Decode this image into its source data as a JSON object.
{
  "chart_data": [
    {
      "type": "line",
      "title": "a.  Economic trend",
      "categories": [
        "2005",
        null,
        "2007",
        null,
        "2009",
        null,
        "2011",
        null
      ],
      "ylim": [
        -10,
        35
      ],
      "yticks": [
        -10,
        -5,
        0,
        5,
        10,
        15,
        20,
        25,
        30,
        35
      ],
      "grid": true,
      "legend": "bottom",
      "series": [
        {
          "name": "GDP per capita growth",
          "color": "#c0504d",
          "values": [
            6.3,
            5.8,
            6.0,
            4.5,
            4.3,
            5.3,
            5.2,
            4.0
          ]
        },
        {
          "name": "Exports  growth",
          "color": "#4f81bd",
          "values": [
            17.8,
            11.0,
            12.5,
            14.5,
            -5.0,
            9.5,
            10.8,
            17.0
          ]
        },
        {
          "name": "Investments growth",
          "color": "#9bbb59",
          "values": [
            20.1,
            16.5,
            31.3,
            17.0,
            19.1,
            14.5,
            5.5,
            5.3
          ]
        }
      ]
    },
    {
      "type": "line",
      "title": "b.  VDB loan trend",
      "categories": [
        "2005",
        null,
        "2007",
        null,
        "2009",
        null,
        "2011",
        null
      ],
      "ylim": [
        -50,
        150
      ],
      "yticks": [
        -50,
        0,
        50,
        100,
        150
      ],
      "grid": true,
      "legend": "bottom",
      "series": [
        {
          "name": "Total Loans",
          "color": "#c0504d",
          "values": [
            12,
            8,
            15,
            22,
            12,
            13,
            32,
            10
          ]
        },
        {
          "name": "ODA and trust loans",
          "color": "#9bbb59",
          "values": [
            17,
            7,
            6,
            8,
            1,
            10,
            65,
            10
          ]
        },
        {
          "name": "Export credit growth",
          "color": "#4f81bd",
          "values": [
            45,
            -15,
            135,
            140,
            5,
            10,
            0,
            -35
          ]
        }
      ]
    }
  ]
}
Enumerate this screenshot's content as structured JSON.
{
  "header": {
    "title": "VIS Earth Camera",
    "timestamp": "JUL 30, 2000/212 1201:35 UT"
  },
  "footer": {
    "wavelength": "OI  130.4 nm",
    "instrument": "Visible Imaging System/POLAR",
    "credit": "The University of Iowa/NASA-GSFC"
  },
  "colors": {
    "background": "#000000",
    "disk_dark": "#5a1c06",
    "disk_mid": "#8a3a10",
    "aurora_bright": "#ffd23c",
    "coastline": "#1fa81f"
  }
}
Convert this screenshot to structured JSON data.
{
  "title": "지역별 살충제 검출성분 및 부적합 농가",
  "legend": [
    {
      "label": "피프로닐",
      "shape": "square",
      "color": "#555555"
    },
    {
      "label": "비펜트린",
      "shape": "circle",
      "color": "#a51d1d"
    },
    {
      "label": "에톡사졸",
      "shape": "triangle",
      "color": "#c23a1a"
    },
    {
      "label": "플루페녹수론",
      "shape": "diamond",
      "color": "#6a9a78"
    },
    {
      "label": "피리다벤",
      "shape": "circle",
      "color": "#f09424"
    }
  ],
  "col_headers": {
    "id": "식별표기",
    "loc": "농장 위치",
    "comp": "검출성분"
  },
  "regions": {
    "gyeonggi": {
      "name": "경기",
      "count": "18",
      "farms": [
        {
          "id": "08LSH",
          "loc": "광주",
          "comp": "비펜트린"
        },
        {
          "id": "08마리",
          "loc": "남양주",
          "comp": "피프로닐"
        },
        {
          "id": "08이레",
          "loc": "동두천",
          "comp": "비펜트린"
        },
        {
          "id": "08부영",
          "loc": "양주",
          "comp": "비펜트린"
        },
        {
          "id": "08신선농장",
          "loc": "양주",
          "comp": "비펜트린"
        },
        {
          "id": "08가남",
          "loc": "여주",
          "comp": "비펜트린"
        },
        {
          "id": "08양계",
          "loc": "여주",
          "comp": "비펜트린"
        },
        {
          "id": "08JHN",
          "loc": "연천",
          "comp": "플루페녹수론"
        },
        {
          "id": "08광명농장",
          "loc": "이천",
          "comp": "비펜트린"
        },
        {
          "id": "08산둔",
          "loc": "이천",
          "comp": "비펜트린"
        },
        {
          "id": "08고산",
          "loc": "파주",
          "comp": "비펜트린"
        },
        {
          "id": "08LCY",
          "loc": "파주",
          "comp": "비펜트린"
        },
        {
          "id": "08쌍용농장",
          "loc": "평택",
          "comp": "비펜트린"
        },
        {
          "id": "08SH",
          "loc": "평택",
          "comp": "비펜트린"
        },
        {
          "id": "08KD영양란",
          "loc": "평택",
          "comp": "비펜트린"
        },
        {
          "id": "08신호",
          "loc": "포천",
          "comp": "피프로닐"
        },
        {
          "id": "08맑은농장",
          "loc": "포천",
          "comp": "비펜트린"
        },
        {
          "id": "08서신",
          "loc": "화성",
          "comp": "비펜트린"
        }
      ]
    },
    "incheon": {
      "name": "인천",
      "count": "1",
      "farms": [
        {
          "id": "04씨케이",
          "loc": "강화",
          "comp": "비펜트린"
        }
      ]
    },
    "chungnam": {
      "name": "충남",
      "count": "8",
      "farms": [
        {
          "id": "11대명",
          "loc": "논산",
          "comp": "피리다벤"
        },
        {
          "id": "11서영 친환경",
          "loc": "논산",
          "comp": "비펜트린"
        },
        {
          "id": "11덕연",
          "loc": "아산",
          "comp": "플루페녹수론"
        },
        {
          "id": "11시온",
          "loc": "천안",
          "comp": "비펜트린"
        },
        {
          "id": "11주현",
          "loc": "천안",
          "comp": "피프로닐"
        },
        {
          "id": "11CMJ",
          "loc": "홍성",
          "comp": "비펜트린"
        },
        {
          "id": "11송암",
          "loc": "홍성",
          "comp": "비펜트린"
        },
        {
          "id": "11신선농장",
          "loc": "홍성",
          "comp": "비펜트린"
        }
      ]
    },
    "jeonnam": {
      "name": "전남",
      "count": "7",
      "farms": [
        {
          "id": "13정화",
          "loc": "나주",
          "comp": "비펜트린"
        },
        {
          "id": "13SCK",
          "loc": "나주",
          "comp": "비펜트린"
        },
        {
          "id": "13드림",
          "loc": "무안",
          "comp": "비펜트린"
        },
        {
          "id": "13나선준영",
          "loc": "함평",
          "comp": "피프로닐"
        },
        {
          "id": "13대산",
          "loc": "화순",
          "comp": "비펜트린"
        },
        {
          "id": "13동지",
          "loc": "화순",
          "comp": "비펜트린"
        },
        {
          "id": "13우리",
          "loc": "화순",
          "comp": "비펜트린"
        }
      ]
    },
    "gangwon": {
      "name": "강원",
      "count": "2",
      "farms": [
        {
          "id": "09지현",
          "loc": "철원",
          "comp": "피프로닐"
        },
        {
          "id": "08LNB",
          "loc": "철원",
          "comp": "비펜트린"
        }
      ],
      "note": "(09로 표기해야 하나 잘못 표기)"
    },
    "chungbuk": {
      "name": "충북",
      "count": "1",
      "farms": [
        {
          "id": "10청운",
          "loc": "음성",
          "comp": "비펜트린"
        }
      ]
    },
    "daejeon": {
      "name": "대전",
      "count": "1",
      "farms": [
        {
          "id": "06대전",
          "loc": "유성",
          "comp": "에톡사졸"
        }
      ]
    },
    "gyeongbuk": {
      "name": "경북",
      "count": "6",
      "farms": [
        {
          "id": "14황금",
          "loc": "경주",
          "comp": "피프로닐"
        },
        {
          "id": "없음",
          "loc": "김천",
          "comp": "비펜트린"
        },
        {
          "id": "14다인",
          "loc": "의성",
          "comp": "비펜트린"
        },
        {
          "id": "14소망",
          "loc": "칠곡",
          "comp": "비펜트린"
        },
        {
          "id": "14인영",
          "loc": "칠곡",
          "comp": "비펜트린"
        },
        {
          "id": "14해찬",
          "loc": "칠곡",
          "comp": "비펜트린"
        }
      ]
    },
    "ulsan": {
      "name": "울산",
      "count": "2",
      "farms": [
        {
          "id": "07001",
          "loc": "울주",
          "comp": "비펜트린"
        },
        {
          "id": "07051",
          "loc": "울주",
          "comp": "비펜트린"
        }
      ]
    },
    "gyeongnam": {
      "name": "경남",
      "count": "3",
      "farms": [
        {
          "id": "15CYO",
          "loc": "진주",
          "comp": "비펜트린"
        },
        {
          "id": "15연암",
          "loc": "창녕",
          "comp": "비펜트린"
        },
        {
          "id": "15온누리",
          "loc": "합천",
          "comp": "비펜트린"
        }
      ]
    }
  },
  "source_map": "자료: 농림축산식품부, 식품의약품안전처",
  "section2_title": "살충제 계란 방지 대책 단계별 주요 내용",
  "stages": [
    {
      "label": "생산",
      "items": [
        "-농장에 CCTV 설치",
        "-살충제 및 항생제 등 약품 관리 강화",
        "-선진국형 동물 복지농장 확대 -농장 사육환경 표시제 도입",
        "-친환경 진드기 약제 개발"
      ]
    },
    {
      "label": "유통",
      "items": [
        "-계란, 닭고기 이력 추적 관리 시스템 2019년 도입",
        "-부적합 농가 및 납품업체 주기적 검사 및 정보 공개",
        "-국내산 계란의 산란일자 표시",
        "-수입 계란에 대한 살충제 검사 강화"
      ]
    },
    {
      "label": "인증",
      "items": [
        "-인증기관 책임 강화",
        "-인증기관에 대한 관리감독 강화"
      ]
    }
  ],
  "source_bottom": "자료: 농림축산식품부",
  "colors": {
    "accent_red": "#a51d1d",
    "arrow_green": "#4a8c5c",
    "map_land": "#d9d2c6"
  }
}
+++
Copy out each line of the records where the string "농림축산식품부" appears.

→ Task solution
  "source_map": "자료: 농림축산식품부, 식품의약품안전처",
  "source_bottom": "자료: 농림축산식품부",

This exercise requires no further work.